● What is being asked
In full and without alteration, give the listing again.

● Given records
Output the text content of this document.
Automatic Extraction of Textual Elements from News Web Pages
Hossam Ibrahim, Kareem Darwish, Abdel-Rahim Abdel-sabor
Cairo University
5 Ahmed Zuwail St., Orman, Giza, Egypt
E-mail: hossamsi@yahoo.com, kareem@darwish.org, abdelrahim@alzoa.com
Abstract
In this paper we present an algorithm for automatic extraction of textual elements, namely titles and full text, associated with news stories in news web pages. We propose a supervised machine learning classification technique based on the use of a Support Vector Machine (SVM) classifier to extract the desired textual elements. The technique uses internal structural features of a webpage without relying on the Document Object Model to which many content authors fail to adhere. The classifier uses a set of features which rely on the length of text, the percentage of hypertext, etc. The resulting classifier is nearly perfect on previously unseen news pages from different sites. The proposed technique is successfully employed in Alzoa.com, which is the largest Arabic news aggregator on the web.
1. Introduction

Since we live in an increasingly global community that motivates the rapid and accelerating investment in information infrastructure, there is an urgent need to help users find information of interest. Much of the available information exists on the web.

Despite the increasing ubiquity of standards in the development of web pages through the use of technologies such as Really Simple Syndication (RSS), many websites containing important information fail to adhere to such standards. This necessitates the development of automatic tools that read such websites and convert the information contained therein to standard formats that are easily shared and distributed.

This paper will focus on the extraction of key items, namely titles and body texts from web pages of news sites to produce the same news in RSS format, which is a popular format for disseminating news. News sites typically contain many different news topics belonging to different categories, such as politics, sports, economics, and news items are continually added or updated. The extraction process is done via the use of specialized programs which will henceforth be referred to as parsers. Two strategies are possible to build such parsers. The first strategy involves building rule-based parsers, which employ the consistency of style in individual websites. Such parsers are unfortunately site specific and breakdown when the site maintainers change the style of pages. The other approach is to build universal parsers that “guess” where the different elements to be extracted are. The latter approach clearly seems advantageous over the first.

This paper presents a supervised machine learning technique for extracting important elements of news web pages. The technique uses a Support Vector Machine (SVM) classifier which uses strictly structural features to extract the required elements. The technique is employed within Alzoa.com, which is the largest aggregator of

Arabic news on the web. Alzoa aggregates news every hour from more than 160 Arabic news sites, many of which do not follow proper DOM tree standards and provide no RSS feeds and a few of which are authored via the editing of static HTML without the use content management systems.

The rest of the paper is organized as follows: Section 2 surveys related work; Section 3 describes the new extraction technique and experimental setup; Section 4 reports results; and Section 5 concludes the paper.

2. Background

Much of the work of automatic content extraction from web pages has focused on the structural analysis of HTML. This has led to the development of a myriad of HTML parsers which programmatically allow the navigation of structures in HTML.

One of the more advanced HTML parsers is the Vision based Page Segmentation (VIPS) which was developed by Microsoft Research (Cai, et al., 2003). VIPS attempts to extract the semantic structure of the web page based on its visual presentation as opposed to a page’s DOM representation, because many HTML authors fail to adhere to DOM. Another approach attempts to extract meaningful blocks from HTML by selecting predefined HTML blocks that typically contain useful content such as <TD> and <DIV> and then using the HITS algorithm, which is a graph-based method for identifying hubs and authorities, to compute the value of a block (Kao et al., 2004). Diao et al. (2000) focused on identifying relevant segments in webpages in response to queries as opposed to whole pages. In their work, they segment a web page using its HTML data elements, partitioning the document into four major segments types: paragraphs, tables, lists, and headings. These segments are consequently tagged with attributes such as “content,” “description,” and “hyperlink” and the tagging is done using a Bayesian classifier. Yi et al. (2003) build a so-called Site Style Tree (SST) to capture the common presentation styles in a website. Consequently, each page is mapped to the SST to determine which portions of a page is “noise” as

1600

● Solution for this task
Output the text content of this document.
Automatic Extraction of Textual Elements from News Web Pages
Hossam Ibrahim, Kareem Darwish, Abdel-Rahim Abdel-sabor
Cairo University
5 Ahmed Zuwail St., Orman, Giza, Egypt
E-mail: hossamsi@yahoo.com, kareem@darwish.org, abdelrahim@alzoa.com
Abstract
In this paper we present an algorithm for automatic extraction of textual elements, namely titles and full text, associated with news stories in news web pages. We propose a supervised machine learning classification technique based on the use of a Support Vector Machine (SVM) classifier to extract the desired textual elements. The technique uses internal structural features of a webpage without relying on the Document Object Model to which many content authors fail to adhere. The classifier uses a set of features which rely on the length of text, the percentage of hypertext, etc. The resulting classifier is nearly perfect on previously unseen news pages from different sites. The proposed technique is successfully employed in Alzoa.com, which is the largest Arabic news aggregator on the web.
1. Introduction

Since we live in an increasingly global community that motivates the rapid and accelerating investment in information infrastructure, there is an urgent need to help users find information of interest. Much of the available information exists on the web.

Despite the increasing ubiquity of standards in the development of web pages through the use of technologies such as Really Simple Syndication (RSS), many websites containing important information fail to adhere to such standards. This necessitates the development of automatic tools that read such websites and convert the information contained therein to standard formats that are easily shared and distributed.

This paper will focus on the extraction of key items, namely titles and body texts from web pages of news sites to produce the same news in RSS format, which is a popular format for disseminating news. News sites typically contain many different news topics belonging to different categories, such as politics, sports, economics, and news items are continually added or updated. The extraction process is done via the use of specialized programs which will henceforth be referred to as parsers. Two strategies are possible to build such parsers. The first strategy involves building rule-based parsers, which employ the consistency of style in individual websites. Such parsers are unfortunately site specific and breakdown when the site maintainers change the style of pages. The other approach is to build universal parsers that “guess” where the different elements to be extracted are. The latter approach clearly seems advantageous over the first.

This paper presents a supervised machine learning technique for extracting important elements of news web pages. The technique uses a Support Vector Machine (SVM) classifier which uses strictly structural features to extract the required elements. The technique is employed within Alzoa.com, which is the largest aggregator of

Arabic news on the web. Alzoa aggregates news every hour from more than 160 Arabic news sites, many of which do not follow proper DOM tree standards and provide no RSS feeds and a few of which are authored via the editing of static HTML without the use content management systems.

The rest of the paper is organized as follows: Section 2 surveys related work; Section 3 describes the new extraction technique and experimental setup; Section 4 reports results; and Section 5 concludes the paper.

2. Background

Much of the work of automatic content extraction from web pages has focused on the structural analysis of HTML. This has led to the development of a myriad of HTML parsers which programmatically allow the navigation of structures in HTML.

One of the more advanced HTML parsers is the Vision based Page Segmentation (VIPS) which was developed by Microsoft Research (Cai, et al., 2003). VIPS attempts to extract the semantic structure of the web page based on its visual presentation as opposed to a page’s DOM representation, because many HTML authors fail to adhere to DOM. Another approach attempts to extract meaningful blocks from HTML by selecting predefined HTML blocks that typically contain useful content such as <TD> and <DIV> and then using the HITS algorithm, which is a graph-based method for identifying hubs and authorities, to compute the value of a block (Kao et al., 2004). Diao et al. (2000) focused on identifying relevant segments in webpages in response to queries as opposed to whole pages. In their work, they segment a web page using its HTML data elements, partitioning the document into four major segments types: paragraphs, tables, lists, and headings. These segments are consequently tagged with attributes such as “content,” “description,” and “hyperlink” and the tagging is done using a Bayesian classifier. Yi et al. (2003) build a so-called Site Style Tree (SST) to capture the common presentation styles in a website. Consequently, each page is mapped to the SST to determine which portions of a page is “noise” as

1600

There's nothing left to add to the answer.